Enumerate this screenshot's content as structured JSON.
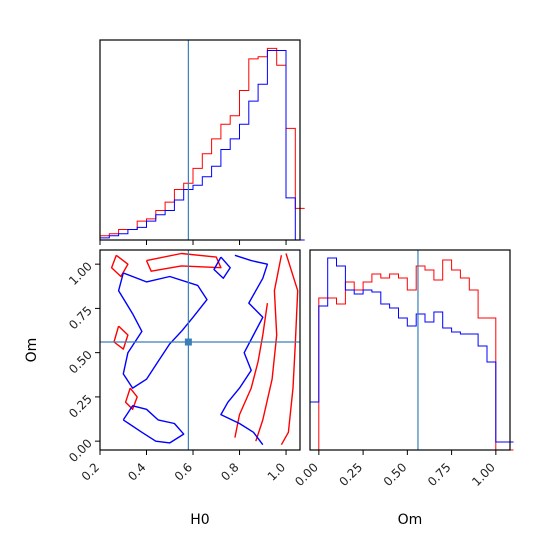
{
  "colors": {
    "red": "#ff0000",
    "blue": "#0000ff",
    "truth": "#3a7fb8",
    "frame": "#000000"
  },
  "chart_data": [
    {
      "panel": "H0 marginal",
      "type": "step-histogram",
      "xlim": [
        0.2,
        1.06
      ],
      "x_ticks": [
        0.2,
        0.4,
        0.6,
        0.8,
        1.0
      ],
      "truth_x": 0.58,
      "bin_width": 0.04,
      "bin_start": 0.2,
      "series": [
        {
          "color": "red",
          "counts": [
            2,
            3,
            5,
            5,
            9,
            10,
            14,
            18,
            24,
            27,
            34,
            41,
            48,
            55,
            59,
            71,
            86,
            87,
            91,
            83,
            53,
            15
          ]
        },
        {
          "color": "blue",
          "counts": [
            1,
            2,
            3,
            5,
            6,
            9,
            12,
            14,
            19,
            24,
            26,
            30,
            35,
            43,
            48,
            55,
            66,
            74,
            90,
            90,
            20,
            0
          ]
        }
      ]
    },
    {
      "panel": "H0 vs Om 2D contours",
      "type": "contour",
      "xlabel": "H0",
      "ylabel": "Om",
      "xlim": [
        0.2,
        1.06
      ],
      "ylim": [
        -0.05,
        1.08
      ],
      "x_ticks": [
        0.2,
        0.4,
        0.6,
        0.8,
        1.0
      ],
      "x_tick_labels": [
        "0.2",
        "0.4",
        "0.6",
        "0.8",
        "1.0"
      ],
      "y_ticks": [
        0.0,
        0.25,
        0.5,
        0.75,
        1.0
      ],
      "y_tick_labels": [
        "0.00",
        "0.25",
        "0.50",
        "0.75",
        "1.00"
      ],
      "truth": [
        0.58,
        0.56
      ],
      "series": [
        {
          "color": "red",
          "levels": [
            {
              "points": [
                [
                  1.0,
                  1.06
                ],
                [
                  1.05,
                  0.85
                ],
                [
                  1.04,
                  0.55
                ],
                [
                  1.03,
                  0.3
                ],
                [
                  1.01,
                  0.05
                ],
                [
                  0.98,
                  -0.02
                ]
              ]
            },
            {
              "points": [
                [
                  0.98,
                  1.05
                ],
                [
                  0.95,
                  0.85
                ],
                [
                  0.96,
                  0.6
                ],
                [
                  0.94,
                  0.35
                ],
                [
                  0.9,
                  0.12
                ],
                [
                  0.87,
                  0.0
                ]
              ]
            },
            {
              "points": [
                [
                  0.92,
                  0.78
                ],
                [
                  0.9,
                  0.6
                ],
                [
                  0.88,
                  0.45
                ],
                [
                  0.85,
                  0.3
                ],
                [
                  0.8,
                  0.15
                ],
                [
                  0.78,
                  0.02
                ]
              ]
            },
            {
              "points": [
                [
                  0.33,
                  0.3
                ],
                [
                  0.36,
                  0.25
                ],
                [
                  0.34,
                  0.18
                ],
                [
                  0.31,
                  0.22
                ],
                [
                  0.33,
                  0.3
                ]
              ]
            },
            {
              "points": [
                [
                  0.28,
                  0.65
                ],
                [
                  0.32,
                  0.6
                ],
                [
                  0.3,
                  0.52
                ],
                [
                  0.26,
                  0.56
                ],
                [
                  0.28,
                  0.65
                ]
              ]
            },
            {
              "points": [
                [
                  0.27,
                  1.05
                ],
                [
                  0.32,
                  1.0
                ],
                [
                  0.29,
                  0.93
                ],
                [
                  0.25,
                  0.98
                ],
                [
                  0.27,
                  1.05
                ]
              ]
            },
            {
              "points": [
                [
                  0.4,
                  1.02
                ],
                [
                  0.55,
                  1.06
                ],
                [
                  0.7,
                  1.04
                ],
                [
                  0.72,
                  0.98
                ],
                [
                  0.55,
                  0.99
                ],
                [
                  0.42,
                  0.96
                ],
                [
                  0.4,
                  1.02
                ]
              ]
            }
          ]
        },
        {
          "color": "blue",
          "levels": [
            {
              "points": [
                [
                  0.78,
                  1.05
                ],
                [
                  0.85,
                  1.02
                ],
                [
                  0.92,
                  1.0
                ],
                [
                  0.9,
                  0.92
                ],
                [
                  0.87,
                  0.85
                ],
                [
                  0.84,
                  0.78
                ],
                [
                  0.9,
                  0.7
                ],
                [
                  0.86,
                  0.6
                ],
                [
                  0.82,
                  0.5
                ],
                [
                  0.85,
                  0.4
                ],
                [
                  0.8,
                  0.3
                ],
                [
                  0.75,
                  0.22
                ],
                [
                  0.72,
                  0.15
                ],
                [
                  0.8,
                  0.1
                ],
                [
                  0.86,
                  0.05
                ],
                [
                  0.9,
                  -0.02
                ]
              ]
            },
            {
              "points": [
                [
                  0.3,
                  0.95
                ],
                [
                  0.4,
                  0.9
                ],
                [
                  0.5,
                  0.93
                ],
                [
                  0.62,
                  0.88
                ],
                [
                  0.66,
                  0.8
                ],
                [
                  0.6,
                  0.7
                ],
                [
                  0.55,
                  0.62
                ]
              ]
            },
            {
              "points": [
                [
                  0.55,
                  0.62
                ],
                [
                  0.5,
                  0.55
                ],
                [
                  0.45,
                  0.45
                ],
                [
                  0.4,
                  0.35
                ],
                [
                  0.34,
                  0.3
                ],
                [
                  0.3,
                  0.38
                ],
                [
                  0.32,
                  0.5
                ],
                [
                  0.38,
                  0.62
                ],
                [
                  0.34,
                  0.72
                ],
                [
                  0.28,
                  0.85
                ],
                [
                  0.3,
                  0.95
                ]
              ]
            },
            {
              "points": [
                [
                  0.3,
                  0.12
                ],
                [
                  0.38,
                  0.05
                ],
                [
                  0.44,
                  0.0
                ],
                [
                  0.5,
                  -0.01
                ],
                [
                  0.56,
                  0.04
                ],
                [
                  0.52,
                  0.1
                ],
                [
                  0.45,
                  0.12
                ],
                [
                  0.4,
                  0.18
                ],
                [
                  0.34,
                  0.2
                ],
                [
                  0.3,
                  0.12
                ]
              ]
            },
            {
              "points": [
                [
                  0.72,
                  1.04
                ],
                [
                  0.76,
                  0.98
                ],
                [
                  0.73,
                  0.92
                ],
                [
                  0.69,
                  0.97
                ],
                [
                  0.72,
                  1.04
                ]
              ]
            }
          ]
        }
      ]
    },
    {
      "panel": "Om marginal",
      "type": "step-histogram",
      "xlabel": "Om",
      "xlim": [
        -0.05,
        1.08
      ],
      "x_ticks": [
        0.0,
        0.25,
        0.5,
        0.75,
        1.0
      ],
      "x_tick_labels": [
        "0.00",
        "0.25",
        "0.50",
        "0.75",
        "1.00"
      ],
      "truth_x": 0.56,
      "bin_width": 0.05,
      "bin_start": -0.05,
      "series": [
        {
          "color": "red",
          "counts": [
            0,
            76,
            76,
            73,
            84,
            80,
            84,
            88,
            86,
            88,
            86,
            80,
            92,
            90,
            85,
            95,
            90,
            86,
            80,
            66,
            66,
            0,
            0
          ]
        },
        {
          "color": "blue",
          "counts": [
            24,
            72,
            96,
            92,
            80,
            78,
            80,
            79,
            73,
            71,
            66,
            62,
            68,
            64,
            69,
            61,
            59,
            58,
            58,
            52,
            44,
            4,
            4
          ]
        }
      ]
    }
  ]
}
══════
-- TASK PROMPT --
In the records above, locate each line with the word "panel". Copy all such lines.

-- ANSWER TO THIS TASK --
      "panel": "H0 marginal",
      "panel": "H0 vs Om 2D contours",
      "panel": "Om marginal",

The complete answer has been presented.